WHAT IS BEING ASKED
Filter the listing and keep only the lines with the word "Extract".

-- begin INFORMATION GIVEN --

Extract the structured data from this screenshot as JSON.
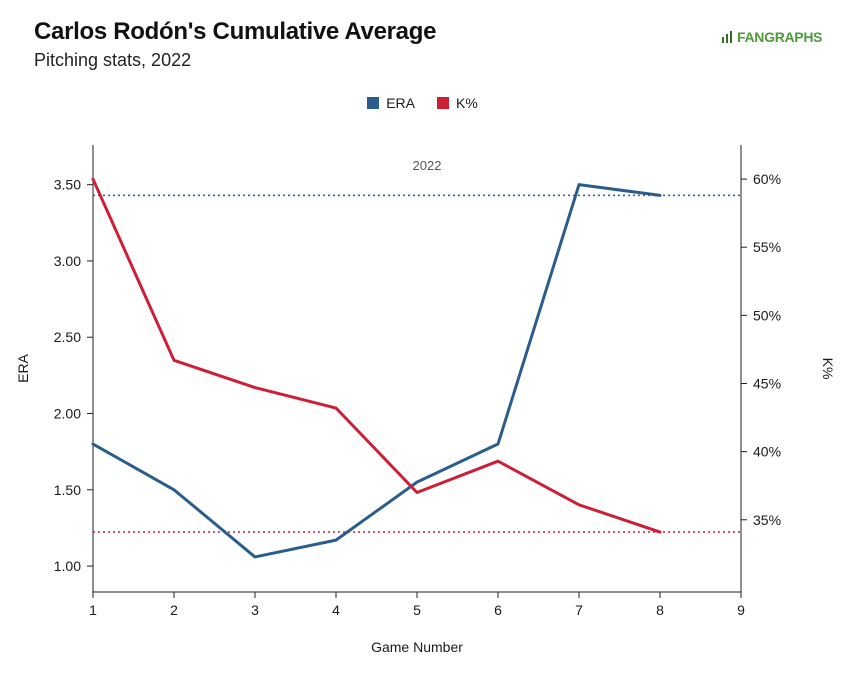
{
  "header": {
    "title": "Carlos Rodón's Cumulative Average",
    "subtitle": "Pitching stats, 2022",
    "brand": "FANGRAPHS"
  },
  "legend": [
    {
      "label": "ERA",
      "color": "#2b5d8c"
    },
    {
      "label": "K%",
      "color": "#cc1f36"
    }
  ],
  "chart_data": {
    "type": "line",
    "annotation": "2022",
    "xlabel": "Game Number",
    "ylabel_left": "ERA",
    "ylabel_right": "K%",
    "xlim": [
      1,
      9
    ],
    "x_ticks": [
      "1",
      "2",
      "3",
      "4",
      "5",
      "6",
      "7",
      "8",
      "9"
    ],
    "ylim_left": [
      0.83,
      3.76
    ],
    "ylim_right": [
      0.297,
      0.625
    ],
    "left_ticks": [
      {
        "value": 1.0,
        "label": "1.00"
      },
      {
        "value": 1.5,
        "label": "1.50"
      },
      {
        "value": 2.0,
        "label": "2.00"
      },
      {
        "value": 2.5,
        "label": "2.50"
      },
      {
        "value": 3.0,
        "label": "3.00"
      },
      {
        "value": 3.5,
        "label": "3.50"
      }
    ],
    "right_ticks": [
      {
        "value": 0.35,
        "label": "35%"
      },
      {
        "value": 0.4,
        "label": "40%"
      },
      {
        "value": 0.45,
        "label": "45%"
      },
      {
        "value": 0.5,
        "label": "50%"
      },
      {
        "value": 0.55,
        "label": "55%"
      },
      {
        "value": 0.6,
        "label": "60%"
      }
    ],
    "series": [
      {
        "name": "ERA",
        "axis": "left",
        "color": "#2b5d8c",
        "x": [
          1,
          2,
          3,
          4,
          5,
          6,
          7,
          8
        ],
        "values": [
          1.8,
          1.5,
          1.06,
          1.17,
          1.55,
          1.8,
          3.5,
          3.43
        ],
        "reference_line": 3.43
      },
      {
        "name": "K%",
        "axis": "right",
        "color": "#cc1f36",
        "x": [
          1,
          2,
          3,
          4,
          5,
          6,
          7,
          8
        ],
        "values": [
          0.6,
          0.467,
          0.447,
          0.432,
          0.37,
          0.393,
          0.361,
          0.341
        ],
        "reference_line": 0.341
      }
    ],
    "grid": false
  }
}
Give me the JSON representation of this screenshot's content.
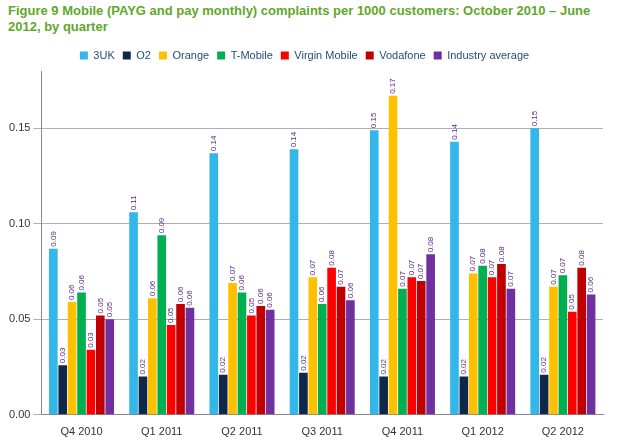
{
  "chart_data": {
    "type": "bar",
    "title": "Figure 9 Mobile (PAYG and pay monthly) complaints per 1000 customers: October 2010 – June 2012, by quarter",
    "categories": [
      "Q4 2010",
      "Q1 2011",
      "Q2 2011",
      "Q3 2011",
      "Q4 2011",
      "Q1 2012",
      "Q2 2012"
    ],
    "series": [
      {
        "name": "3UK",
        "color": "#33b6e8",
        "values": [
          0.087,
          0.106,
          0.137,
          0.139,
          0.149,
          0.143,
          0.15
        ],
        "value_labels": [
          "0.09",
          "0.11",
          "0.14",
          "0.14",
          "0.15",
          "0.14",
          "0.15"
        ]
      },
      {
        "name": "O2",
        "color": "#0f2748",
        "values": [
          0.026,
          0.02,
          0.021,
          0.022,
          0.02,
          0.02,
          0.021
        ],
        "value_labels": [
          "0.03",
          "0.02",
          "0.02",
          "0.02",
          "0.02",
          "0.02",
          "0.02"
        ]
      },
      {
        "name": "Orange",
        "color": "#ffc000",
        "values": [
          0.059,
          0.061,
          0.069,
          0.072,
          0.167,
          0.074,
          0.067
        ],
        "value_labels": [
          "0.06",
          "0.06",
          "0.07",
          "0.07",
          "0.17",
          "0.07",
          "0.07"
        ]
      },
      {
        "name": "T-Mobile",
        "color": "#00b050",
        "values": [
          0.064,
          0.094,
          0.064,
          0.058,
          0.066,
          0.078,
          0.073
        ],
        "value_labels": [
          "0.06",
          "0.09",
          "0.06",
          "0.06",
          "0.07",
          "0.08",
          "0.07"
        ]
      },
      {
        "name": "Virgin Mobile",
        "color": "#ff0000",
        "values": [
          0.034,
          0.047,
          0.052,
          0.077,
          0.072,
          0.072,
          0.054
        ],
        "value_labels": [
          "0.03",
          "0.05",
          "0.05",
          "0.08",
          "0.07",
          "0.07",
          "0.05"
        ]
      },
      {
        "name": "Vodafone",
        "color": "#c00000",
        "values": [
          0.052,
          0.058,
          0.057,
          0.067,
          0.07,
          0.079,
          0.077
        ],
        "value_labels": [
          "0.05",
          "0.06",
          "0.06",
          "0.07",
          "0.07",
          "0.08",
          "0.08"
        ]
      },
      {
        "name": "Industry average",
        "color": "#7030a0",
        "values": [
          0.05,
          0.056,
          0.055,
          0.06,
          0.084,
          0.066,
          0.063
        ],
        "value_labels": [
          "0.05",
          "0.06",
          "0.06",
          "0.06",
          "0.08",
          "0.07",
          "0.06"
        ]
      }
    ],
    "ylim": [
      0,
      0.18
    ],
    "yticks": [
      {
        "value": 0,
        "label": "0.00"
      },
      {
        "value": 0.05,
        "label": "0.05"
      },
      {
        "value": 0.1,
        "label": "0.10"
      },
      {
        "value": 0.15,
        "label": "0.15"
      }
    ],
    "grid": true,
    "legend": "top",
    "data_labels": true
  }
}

-- end INFORMATION GIVEN --
-- begin INFORMATION GIVEN --

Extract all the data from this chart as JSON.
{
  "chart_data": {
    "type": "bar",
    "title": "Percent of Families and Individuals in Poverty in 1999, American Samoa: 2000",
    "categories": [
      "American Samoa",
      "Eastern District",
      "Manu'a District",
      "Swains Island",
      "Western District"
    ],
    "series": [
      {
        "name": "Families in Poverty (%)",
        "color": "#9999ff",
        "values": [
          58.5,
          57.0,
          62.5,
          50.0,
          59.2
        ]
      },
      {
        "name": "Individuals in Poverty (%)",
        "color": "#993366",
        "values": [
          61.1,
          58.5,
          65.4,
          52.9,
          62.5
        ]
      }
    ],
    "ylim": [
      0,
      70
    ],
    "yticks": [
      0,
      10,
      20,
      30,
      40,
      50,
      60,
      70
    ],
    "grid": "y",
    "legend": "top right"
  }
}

-- end INFORMATION GIVEN --

RESULT
Extract the structured data from this screenshot as JSON.
Extract all the data from this chart as JSON.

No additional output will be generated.